#### Description of the task:
Please reproduce every line of the material below word for word, leaving the pictures out.

Dataset records:
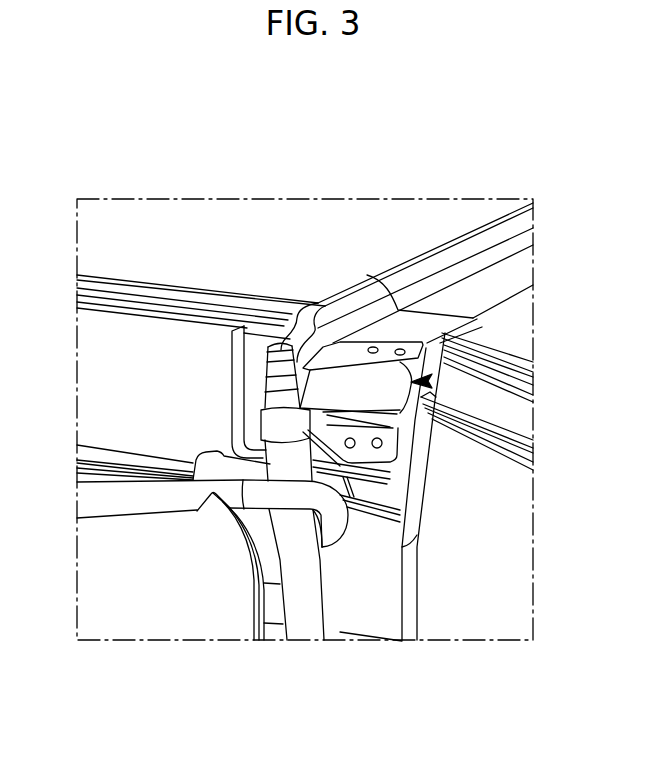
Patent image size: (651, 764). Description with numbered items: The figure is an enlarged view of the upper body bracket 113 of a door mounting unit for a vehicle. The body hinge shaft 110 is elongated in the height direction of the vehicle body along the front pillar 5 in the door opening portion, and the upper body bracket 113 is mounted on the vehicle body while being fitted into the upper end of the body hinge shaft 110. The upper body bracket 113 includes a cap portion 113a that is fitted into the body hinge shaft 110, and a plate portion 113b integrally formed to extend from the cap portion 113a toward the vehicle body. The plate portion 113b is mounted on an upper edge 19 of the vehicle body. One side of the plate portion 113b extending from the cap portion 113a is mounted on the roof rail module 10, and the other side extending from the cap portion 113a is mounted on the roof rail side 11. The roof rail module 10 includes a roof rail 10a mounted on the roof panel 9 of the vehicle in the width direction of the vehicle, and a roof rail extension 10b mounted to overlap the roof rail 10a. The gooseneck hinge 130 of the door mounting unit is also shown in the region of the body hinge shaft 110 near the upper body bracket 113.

The front pillar 5 is at (367, 600).
The roof panel 9 is at (90, 232).
The roof rail module 10 is at (407, 291).
The roof rail 10a is at (478, 287).
The roof rail extension 10b is at (360, 305).
The roof rail side 11 is at (95, 382).
The upper edge 19 is at (432, 381).
The body hinge shaft 110 is at (305, 625).
The upper body bracket 113 is at (320, 289).
The cap portion 113a is at (263, 378).
The plate portion 113b is at (328, 390).
The gooseneck hinge 130 is at (135, 505).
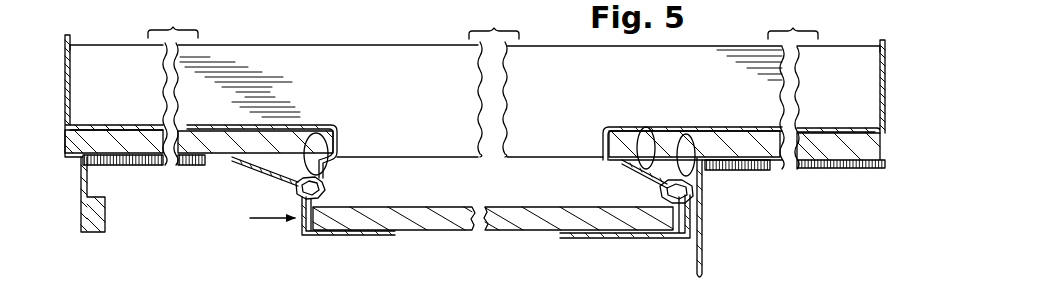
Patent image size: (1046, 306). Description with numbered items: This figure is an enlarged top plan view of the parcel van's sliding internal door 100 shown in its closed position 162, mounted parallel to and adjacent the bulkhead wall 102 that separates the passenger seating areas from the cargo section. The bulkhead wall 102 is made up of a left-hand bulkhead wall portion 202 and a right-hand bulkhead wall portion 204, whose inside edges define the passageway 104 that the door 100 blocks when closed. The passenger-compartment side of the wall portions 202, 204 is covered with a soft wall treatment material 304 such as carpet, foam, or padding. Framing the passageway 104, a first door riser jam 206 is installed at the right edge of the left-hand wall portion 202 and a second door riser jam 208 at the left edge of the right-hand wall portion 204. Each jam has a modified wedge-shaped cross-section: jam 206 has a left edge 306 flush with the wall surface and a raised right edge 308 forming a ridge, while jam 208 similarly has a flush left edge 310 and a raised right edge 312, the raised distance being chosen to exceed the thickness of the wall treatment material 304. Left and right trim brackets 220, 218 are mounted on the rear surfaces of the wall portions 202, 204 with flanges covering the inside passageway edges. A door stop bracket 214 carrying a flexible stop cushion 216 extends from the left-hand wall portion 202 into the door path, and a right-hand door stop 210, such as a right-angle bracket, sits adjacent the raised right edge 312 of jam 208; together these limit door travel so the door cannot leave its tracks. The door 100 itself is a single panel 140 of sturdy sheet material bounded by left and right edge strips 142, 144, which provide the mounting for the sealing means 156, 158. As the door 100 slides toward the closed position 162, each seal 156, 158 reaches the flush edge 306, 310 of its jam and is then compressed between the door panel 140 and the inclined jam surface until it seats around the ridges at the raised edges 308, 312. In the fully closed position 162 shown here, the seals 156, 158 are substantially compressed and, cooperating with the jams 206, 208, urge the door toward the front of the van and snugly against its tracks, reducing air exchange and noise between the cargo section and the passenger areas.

#### Completed exercise:
Patent image size: (651, 764). Description with numbered items: The figure is an enlarged view of the upper body bracket 113 of a door mounting unit for a vehicle. The body hinge shaft 110 is elongated in the height direction of the vehicle body along the front pillar 5 in the door opening portion, and the upper body bracket 113 is mounted on the vehicle body while being fitted into the upper end of the body hinge shaft 110. The upper body bracket 113 includes a cap portion 113a that is fitted into the body hinge shaft 110, and a plate portion 113b integrally formed to extend from the cap portion 113a toward the vehicle body. The plate portion 113b is mounted on an upper edge 19 of the vehicle body. One side of the plate portion 113b extending from the cap portion 113a is mounted on the roof rail module 10, and the other side extending from the cap portion 113a is mounted on the roof rail side 11. The roof rail module 10 includes a roof rail 10a mounted on the roof panel 9 of the vehicle in the width direction of the vehicle, and a roof rail extension 10b mounted to overlap the roof rail 10a. The gooseneck hinge 130 of the door mounting unit is also shown in the region of the body hinge shaft 110 near the upper body bracket 113.

The front pillar 5 is at (367, 600).
The roof panel 9 is at (90, 232).
The roof rail module 10 is at (407, 291).
The roof rail 10a is at (478, 287).
The roof rail extension 10b is at (360, 305).
The roof rail side 11 is at (95, 382).
The upper edge 19 is at (432, 381).
The body hinge shaft 110 is at (305, 625).
The upper body bracket 113 is at (320, 289).
The cap portion 113a is at (263, 378).
The plate portion 113b is at (328, 390).
The gooseneck hinge 130 is at (135, 505).
Patent image size: (1046, 306). Description with numbered items: This figure is an enlarged top plan view of the parcel van's sliding internal door 100 shown in its closed position 162, mounted parallel to and adjacent the bulkhead wall 102 that separates the passenger seating areas from the cargo section. The bulkhead wall 102 is made up of a left-hand bulkhead wall portion 202 and a right-hand bulkhead wall portion 204, whose inside edges define the passageway 104 that the door 100 blocks when closed. The passenger-compartment side of the wall portions 202, 204 is covered with a soft wall treatment material 304 such as carpet, foam, or padding. Framing the passageway 104, a first door riser jam 206 is installed at the right edge of the left-hand wall portion 202 and a second door riser jam 208 at the left edge of the right-hand wall portion 204. Each jam has a modified wedge-shaped cross-section: jam 206 has a left edge 306 flush with the wall surface and a raised right edge 308 forming a ridge, while jam 208 similarly has a flush left edge 310 and a raised right edge 312, the raised distance being chosen to exceed the thickness of the wall treatment material 304. Left and right trim brackets 220, 218 are mounted on the rear surfaces of the wall portions 202, 204 with flanges covering the inside passageway edges. A door stop bracket 214 carrying a flexible stop cushion 216 extends from the left-hand wall portion 202 into the door path, and a right-hand door stop 210, such as a right-angle bracket, sits adjacent the raised right edge 312 of jam 208; together these limit door travel so the door cannot leave its tracks. The door 100 itself is a single panel 140 of sturdy sheet material bounded by left and right edge strips 142, 144, which provide the mounting for the sealing means 156, 158. As the door 100 slides toward the closed position 162, each seal 156, 158 reaches the flush edge 306, 310 of its jam and is then compressed between the door panel 140 and the inclined jam surface until it seats around the ridges at the raised edges 308, 312. In the fully closed position 162 shown here, the seals 156, 158 are substantially compressed and, cooperating with the jams 206, 208, urge the door toward the front of the van and snugly against its tracks, reducing air exchange and noise between the cargo section and the passenger areas.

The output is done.